[begin Records to use]
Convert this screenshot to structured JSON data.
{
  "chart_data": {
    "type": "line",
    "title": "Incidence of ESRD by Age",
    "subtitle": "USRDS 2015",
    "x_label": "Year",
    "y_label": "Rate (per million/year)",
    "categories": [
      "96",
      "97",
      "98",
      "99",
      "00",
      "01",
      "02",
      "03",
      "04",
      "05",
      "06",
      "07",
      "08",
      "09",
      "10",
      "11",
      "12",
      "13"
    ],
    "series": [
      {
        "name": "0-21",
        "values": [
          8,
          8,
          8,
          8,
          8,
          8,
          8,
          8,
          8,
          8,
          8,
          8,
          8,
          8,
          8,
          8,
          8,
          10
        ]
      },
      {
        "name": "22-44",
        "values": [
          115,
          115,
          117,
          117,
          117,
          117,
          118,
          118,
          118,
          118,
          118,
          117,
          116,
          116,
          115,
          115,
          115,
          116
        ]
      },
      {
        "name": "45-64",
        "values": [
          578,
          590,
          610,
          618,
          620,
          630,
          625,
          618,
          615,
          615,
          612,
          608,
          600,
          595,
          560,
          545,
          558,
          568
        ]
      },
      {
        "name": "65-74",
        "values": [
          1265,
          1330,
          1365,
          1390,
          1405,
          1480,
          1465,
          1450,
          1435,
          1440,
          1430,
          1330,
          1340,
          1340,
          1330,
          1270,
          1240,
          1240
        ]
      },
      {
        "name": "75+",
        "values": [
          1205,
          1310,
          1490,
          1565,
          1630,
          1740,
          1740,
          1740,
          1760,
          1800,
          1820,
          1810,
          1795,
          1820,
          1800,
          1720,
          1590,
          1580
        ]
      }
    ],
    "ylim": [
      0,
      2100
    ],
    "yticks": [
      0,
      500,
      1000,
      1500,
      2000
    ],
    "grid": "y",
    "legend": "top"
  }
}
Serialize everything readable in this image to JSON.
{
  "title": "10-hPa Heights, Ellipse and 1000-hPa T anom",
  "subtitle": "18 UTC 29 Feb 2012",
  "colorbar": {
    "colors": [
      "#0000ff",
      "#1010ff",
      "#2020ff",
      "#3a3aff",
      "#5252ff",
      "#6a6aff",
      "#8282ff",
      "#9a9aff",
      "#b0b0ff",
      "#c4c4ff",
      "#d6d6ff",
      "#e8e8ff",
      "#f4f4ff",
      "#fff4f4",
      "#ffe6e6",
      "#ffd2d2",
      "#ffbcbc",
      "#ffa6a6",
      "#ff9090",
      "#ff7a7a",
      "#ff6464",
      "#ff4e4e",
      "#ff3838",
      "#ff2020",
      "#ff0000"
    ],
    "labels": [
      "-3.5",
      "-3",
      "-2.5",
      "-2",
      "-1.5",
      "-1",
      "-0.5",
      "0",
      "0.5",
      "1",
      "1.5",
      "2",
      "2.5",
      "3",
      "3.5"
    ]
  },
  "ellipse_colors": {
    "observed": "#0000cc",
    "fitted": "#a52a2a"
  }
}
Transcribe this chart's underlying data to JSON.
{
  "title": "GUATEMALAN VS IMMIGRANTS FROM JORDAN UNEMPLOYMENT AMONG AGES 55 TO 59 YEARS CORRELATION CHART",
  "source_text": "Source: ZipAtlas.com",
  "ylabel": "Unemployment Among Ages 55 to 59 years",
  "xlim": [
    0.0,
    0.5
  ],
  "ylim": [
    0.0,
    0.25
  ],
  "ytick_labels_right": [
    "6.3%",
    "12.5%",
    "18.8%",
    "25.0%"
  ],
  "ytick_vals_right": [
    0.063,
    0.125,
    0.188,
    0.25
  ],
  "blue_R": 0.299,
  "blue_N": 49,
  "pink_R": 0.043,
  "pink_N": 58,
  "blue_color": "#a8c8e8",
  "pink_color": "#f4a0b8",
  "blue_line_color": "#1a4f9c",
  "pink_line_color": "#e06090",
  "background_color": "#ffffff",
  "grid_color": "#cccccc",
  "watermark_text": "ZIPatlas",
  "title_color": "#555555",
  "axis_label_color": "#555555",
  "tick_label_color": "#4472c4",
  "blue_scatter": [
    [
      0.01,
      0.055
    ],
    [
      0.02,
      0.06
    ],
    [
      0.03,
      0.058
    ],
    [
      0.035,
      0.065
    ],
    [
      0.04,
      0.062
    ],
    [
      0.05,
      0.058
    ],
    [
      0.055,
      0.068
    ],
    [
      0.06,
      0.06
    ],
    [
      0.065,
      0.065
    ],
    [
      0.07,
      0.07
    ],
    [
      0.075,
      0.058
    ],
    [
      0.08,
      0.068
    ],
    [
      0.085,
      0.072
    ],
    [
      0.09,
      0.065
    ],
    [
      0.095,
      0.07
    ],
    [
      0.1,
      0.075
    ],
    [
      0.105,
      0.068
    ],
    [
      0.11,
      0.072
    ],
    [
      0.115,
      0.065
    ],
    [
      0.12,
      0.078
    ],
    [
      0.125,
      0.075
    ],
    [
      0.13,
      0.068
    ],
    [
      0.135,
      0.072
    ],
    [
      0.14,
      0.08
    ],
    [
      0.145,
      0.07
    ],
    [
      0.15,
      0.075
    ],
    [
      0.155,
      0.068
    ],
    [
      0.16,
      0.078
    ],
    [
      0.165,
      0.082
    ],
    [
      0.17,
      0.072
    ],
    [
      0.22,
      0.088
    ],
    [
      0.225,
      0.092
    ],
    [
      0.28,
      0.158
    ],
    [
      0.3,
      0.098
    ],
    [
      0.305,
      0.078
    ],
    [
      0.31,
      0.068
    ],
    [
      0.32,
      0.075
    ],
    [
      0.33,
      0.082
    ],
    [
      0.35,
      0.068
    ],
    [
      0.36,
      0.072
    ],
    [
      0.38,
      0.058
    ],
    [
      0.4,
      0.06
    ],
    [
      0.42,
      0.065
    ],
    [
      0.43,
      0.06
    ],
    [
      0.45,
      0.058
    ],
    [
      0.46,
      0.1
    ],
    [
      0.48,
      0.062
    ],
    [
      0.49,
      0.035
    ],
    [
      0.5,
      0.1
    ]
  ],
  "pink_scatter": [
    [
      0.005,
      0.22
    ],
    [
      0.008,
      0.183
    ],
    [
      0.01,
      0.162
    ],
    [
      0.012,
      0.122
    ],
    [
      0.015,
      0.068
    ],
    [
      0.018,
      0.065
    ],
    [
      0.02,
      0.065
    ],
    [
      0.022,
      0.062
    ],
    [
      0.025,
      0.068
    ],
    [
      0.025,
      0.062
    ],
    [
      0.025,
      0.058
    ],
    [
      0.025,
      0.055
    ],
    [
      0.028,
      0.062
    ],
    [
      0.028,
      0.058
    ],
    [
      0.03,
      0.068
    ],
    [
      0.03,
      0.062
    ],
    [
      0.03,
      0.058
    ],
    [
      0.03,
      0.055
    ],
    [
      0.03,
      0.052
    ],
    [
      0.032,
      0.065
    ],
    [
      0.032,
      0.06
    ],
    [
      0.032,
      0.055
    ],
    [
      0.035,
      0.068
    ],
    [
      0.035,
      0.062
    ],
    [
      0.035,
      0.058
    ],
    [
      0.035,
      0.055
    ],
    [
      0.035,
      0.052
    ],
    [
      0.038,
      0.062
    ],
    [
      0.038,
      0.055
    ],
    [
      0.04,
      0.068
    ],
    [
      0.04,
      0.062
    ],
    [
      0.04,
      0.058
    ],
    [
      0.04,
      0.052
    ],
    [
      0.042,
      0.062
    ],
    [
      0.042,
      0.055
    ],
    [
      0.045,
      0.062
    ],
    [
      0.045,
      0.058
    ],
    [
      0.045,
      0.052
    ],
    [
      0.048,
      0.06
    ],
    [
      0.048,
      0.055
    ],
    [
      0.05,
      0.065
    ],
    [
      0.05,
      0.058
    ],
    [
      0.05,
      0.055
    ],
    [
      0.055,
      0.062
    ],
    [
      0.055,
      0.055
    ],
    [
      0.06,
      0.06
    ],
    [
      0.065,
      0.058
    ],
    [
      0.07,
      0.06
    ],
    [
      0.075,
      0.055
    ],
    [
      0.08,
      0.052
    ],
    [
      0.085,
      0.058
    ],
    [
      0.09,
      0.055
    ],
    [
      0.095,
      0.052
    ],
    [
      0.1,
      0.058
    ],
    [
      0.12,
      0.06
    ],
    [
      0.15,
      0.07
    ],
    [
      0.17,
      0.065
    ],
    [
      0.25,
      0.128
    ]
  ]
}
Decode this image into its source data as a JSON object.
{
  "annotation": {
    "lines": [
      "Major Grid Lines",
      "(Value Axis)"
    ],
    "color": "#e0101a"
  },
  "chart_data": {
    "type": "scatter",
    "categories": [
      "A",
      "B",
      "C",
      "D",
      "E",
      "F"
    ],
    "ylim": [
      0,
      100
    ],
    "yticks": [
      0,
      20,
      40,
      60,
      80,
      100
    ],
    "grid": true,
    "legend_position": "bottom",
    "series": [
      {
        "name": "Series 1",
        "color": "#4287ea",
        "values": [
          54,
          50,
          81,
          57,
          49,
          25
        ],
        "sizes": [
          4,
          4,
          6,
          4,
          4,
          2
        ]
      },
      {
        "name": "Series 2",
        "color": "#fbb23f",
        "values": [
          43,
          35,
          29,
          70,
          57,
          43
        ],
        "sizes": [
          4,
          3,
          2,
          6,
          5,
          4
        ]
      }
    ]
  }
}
[end Records to use]
### Given request:
Output the line containing "Decode this image" and all lines after it to the end of the records, exactly as given.

### Solution to the problem:
Decode this image into its source data as a JSON object.
{
  "annotation": {
    "lines": [
      "Major Grid Lines",
      "(Value Axis)"
    ],
    "color": "#e0101a"
  },
  "chart_data": {
    "type": "scatter",
    "categories": [
      "A",
      "B",
      "C",
      "D",
      "E",
      "F"
    ],
    "ylim": [
      0,
      100
    ],
    "yticks": [
      0,
      20,
      40,
      60,
      80,
      100
    ],
    "grid": true,
    "legend_position": "bottom",
    "series": [
      {
        "name": "Series 1",
        "color": "#4287ea",
        "values": [
          54,
          50,
          81,
          57,
          49,
          25
        ],
        "sizes": [
          4,
          4,
          6,
          4,
          4,
          2
        ]
      },
      {
        "name": "Series 2",
        "color": "#fbb23f",
        "values": [
          43,
          35,
          29,
          70,
          57,
          43
        ],
        "sizes": [
          4,
          3,
          2,
          6,
          5,
          4
        ]
      }
    ]
  }
}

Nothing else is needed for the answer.